(Figure content listings)
====

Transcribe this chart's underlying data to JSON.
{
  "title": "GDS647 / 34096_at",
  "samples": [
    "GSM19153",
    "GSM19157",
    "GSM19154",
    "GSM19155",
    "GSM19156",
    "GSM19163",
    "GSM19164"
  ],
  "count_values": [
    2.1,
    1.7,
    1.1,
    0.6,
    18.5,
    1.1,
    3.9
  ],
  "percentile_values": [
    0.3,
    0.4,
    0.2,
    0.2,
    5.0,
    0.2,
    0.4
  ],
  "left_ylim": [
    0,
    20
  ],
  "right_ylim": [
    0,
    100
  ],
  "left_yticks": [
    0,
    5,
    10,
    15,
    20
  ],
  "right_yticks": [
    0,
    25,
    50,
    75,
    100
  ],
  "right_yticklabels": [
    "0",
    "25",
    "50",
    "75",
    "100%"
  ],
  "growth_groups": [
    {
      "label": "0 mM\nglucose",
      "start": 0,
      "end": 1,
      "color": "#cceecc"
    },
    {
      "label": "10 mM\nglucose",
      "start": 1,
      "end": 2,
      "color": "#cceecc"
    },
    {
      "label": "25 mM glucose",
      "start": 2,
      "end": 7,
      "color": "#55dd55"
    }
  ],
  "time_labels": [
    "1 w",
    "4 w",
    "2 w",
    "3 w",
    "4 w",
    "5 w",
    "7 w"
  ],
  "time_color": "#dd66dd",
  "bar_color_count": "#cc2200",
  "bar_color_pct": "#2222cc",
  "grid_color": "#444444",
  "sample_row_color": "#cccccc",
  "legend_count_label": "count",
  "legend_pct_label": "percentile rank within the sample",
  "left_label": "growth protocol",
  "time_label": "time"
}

====

SHORT EXERCISE
Give the listing above again, word for word.

REPLY TO THE TASK
Transcribe this chart's underlying data to JSON.
{
  "title": "GDS647 / 34096_at",
  "samples": [
    "GSM19153",
    "GSM19157",
    "GSM19154",
    "GSM19155",
    "GSM19156",
    "GSM19163",
    "GSM19164"
  ],
  "count_values": [
    2.1,
    1.7,
    1.1,
    0.6,
    18.5,
    1.1,
    3.9
  ],
  "percentile_values": [
    0.3,
    0.4,
    0.2,
    0.2,
    5.0,
    0.2,
    0.4
  ],
  "left_ylim": [
    0,
    20
  ],
  "right_ylim": [
    0,
    100
  ],
  "left_yticks": [
    0,
    5,
    10,
    15,
    20
  ],
  "right_yticks": [
    0,
    25,
    50,
    75,
    100
  ],
  "right_yticklabels": [
    "0",
    "25",
    "50",
    "75",
    "100%"
  ],
  "growth_groups": [
    {
      "label": "0 mM\nglucose",
      "start": 0,
      "end": 1,
      "color": "#cceecc"
    },
    {
      "label": "10 mM\nglucose",
      "start": 1,
      "end": 2,
      "color": "#cceecc"
    },
    {
      "label": "25 mM glucose",
      "start": 2,
      "end": 7,
      "color": "#55dd55"
    }
  ],
  "time_labels": [
    "1 w",
    "4 w",
    "2 w",
    "3 w",
    "4 w",
    "5 w",
    "7 w"
  ],
  "time_color": "#dd66dd",
  "bar_color_count": "#cc2200",
  "bar_color_pct": "#2222cc",
  "grid_color": "#444444",
  "sample_row_color": "#cccccc",
  "legend_count_label": "count",
  "legend_pct_label": "percentile rank within the sample",
  "left_label": "growth protocol",
  "time_label": "time"
}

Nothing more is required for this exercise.